━━━ Exercise material

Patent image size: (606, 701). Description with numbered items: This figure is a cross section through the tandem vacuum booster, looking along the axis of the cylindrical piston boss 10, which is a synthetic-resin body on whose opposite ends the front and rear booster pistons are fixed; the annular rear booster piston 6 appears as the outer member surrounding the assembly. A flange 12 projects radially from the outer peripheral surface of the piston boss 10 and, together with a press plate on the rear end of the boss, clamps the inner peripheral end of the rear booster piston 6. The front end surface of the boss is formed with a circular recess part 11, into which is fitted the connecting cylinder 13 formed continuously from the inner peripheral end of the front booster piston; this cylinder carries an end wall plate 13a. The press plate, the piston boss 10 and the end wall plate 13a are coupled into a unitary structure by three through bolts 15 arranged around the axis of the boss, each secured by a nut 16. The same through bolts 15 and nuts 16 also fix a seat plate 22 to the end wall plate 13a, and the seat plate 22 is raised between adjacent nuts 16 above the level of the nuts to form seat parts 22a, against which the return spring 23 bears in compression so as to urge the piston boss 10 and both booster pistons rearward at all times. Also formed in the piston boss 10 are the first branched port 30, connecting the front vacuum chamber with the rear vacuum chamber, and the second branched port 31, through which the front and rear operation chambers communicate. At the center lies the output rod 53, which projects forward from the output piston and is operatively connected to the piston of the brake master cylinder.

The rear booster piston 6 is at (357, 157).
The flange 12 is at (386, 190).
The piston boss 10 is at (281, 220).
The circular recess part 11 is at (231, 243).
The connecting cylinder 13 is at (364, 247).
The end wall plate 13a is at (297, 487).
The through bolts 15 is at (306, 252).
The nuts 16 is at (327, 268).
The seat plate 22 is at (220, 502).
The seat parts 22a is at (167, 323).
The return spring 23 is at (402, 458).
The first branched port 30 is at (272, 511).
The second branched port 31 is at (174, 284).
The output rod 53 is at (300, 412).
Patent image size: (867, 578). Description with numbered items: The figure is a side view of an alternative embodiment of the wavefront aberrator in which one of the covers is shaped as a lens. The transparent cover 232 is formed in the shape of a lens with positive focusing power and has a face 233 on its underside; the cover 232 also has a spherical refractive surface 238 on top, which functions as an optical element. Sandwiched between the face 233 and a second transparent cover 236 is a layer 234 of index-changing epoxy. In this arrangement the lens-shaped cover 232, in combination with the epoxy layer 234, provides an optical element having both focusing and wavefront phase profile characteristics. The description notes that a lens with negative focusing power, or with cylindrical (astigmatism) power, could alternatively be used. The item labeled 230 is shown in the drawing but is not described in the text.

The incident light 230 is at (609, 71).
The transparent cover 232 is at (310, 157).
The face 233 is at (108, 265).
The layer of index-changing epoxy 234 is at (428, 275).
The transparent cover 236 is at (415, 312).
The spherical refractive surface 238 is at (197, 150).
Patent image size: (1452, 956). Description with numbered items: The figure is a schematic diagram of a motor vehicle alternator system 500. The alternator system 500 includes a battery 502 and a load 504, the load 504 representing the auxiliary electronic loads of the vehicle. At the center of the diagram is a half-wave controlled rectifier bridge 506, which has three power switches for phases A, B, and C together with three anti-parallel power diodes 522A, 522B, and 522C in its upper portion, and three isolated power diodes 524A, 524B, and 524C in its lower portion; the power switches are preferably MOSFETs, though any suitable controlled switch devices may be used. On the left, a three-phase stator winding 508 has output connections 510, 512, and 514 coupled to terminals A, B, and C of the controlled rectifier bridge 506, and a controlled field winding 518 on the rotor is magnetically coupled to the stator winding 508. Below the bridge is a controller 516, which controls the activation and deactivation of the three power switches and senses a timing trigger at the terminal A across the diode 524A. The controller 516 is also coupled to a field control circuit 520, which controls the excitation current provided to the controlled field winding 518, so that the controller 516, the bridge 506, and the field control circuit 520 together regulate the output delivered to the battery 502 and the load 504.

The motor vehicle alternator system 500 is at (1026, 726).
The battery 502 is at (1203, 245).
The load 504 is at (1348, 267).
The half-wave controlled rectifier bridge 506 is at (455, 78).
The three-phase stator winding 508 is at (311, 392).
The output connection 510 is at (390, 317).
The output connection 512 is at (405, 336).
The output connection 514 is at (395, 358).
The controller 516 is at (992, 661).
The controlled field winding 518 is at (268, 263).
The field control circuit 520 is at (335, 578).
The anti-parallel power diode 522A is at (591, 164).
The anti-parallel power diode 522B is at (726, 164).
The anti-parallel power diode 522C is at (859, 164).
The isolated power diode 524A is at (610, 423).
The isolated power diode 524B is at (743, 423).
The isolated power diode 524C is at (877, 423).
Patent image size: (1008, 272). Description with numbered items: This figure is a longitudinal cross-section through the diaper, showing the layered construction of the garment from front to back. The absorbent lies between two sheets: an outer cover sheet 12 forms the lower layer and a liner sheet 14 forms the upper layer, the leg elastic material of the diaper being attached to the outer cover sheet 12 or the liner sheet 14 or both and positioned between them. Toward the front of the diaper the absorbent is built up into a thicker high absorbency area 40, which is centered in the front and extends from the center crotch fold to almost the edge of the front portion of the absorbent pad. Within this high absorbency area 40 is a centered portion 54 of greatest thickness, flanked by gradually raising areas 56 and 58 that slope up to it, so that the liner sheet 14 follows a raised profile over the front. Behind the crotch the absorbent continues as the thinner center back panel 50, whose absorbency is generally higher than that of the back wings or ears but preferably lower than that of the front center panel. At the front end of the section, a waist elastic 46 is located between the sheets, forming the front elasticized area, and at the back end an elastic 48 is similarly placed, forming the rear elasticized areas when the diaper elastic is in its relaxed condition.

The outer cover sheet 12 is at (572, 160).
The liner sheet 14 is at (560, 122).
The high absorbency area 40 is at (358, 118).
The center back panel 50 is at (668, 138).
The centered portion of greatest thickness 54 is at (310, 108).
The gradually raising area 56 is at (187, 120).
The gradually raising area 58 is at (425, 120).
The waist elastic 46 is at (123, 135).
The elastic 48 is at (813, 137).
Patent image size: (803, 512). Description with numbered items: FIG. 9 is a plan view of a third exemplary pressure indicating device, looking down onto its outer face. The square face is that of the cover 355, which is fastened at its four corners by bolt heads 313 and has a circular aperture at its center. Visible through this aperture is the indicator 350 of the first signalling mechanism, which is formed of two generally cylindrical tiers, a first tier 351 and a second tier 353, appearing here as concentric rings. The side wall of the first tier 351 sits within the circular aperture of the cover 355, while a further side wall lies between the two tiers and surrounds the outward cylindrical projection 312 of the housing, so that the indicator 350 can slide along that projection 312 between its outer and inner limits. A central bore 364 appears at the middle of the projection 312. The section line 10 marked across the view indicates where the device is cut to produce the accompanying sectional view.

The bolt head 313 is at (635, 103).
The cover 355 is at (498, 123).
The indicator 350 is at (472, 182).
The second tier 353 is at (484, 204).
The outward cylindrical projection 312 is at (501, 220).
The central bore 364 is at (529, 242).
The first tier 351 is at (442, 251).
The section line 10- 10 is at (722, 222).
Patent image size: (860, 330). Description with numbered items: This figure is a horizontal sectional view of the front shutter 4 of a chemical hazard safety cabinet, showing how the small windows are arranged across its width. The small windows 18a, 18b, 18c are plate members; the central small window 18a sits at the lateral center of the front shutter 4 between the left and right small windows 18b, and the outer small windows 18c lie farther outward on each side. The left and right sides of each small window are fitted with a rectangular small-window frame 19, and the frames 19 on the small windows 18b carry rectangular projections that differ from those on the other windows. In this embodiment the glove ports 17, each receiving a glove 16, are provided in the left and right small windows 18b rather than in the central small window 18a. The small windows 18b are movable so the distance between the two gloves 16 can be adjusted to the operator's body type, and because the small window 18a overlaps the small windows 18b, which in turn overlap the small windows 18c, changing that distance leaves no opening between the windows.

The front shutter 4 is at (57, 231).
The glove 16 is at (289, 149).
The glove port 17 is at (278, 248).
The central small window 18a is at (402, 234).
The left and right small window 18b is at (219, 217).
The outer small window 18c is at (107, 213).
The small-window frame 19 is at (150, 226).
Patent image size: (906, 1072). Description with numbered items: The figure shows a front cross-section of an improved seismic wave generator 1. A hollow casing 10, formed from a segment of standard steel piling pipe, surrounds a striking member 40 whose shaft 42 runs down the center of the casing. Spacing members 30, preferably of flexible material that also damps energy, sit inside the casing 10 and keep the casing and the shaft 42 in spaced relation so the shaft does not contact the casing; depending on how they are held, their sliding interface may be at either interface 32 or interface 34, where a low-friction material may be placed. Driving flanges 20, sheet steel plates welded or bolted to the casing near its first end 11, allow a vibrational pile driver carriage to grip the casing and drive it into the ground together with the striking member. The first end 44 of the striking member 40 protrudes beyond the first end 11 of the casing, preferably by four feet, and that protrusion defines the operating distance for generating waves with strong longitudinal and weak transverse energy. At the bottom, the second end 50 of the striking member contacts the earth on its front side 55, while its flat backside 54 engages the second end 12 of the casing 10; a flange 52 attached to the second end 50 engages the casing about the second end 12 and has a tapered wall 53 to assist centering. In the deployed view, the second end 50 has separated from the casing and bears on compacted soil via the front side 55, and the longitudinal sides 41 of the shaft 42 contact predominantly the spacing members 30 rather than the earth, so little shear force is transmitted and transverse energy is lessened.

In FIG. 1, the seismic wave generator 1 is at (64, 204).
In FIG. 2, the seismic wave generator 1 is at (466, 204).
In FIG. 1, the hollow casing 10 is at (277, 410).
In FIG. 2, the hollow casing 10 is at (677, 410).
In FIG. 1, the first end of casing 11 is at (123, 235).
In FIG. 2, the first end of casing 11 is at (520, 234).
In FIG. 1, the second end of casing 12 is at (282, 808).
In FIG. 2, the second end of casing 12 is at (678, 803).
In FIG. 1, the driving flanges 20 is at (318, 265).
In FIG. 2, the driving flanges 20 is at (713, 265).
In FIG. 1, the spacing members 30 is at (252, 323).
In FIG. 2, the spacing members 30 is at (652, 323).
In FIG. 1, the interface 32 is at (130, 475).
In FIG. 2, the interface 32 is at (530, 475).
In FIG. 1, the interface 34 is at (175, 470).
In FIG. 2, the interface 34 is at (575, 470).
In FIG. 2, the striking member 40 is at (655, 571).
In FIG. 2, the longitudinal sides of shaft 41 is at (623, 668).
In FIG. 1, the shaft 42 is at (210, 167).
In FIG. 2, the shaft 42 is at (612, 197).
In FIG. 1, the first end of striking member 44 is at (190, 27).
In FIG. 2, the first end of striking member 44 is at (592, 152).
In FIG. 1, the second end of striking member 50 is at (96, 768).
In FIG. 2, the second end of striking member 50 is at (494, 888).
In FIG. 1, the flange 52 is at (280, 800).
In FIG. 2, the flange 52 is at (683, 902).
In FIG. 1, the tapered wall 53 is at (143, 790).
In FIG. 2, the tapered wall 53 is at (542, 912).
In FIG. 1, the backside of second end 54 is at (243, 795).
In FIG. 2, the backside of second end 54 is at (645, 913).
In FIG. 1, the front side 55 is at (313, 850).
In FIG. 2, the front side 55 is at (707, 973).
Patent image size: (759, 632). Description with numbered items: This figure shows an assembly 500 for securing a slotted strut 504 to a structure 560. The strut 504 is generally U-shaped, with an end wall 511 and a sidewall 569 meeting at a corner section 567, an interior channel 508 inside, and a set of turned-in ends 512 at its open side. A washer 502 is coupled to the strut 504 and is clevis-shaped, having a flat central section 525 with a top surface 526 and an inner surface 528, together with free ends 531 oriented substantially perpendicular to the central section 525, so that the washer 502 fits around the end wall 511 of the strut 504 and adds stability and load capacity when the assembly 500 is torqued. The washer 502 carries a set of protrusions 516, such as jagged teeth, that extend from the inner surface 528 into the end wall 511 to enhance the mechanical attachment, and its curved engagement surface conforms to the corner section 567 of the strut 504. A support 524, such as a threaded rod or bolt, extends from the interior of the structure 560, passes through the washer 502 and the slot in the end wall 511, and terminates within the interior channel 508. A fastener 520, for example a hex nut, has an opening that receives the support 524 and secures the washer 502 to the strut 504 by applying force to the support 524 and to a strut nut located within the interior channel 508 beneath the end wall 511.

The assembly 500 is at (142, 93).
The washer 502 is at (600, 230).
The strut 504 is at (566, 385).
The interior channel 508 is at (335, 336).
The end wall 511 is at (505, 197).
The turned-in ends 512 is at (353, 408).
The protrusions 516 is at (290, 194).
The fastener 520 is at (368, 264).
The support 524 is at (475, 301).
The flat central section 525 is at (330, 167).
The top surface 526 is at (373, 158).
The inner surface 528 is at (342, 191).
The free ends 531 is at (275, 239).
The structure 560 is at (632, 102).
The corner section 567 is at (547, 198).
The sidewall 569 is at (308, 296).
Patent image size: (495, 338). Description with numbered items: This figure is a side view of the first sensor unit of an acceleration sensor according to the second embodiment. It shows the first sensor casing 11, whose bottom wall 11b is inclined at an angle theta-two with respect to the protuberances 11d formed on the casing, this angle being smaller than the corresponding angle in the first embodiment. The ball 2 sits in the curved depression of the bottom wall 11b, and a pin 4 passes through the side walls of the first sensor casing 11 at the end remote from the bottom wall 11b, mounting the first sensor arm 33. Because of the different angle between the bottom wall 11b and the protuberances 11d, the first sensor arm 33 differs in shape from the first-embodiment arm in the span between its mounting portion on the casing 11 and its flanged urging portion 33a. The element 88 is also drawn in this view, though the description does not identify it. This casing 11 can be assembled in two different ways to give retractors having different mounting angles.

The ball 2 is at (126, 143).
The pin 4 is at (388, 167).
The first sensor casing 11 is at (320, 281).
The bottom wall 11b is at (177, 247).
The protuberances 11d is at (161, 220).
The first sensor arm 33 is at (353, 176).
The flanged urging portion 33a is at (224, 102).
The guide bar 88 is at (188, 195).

━━━━━━

What to do: Please put the part of the listing above that runs from its first line through the line containing "The connecting cylinder 13 is at (364, 247).", both ends included, into a numbered list, leaving out blank lines.

Result of this task:
1. Patent image size: (606, 701). Description with numbered items: This figure is a cross section through the tandem vacuum booster, looking along the axis of the cylindrical piston boss 10, which is a synthetic-resin body on whose opposite ends the front and rear booster pistons are fixed; the annular rear booster piston 6 appears as the outer member surrounding the assembly. A flange 12 projects radially from the outer peripheral surface of the piston boss 10 and, together with a press plate on the rear end of the boss, clamps the inner peripheral end of the rear booster piston 6. The front end surface of the boss is formed with a circular recess part 11, into which is fitted the connecting cylinder 13 formed continuously from the inner peripheral end of the front booster piston; this cylinder carries an end wall plate 13a. The press plate, the piston boss 10 and the end wall plate 13a are coupled into a unitary structure by three through bolts 15 arranged around the axis of the boss, each secured by a nut 16. The same through bolts 15 and nuts 16 also fix a seat plate 22 to the end wall plate 13a, and the seat plate 22 is raised between adjacent nuts 16 above the level of the nuts to form seat parts 22a, against which the return spring 23 bears in compression so as to urge the piston boss 10 and both booster pistons rearward at all times. Also formed in the piston boss 10 are the first branched port 30, connecting the front vacuum chamber with the rear vacuum chamber, and the second branched port 31, through which the front and rear operation chambers communicate. At the center lies the output rod 53, which projects forward from the output piston and is operatively connected to the piston of the brake master cylinder.
2. The rear booster piston 6 is at (357, 157).
3. The flange 12 is at (386, 190).
4. The piston boss 10 is at (281, 220).
5. The circular recess part 11 is at (231, 243).
6. The connecting cylinder 13 is at (364, 247).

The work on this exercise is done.